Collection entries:
★ ★ ★ ★ ★
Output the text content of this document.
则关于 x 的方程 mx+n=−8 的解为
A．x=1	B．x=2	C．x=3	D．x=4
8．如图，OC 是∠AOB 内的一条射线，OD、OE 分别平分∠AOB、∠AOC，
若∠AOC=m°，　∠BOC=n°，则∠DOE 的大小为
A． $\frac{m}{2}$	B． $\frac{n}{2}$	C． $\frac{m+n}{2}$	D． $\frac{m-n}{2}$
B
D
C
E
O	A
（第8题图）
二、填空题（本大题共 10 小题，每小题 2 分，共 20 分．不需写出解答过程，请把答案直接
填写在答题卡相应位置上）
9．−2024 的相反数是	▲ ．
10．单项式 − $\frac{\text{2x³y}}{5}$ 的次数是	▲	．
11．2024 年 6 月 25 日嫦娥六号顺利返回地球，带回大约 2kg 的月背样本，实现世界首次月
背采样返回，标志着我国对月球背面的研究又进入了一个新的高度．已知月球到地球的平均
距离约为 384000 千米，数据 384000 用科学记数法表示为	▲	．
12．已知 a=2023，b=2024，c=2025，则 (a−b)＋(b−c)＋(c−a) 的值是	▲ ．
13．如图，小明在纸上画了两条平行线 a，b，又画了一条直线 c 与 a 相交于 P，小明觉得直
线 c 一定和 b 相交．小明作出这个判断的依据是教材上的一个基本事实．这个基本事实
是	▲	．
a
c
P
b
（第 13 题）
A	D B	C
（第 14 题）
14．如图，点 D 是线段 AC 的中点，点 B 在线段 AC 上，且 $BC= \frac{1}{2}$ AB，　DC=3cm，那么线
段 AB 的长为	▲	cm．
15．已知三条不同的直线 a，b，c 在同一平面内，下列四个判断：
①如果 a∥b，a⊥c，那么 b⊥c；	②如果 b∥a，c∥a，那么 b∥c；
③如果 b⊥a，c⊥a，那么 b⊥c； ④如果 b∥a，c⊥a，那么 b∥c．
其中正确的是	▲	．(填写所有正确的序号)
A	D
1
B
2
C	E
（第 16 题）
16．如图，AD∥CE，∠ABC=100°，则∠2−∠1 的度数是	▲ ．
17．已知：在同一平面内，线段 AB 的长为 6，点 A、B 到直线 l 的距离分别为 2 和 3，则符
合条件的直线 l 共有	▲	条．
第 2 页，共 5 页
★ ★ ★ ★ ★
**AIM OF THE EXERCISE:** Return all lines containing "text".

**FINAL RESULT:**
Output the text content of this document.
10．单项式 − $\frac{\text{2x³y}}{5}$ 的次数是	▲	．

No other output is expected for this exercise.